* What the task requires:
Copy the lines below as they are; omit the images they contain.
BEGIN Data for this task
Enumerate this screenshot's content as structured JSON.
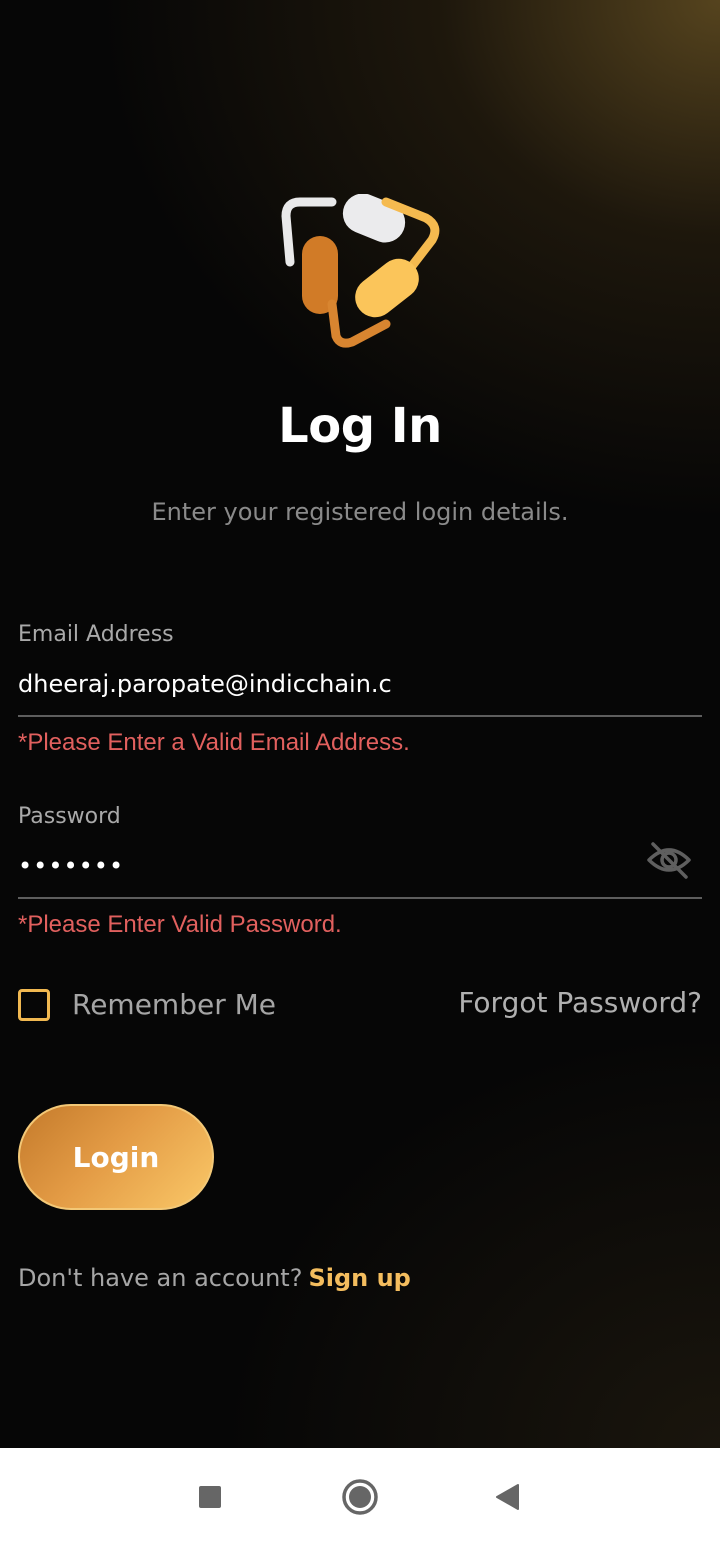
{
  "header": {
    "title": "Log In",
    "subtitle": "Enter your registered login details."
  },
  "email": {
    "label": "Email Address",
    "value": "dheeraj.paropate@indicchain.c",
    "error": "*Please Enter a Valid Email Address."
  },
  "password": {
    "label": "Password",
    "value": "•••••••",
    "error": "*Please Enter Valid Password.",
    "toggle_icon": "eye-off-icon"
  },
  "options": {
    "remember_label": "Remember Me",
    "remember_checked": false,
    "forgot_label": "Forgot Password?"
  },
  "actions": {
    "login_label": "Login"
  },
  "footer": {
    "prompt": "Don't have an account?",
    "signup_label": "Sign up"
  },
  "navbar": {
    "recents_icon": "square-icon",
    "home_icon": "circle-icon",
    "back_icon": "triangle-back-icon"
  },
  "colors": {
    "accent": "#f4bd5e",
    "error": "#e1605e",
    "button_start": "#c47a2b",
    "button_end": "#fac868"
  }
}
END Data for this task
* Response to this task:
Enumerate this screenshot's content as structured JSON.
{
  "header": {
    "title": "Log In",
    "subtitle": "Enter your registered login details."
  },
  "email": {
    "label": "Email Address",
    "value": "dheeraj.paropate@indicchain.c",
    "error": "*Please Enter a Valid Email Address."
  },
  "password": {
    "label": "Password",
    "value": "•••••••",
    "error": "*Please Enter Valid Password.",
    "toggle_icon": "eye-off-icon"
  },
  "options": {
    "remember_label": "Remember Me",
    "remember_checked": false,
    "forgot_label": "Forgot Password?"
  },
  "actions": {
    "login_label": "Login"
  },
  "footer": {
    "prompt": "Don't have an account?",
    "signup_label": "Sign up"
  },
  "navbar": {
    "recents_icon": "square-icon",
    "home_icon": "circle-icon",
    "back_icon": "triangle-back-icon"
  },
  "colors": {
    "accent": "#f4bd5e",
    "error": "#e1605e",
    "button_start": "#c47a2b",
    "button_end": "#fac868"
  }
}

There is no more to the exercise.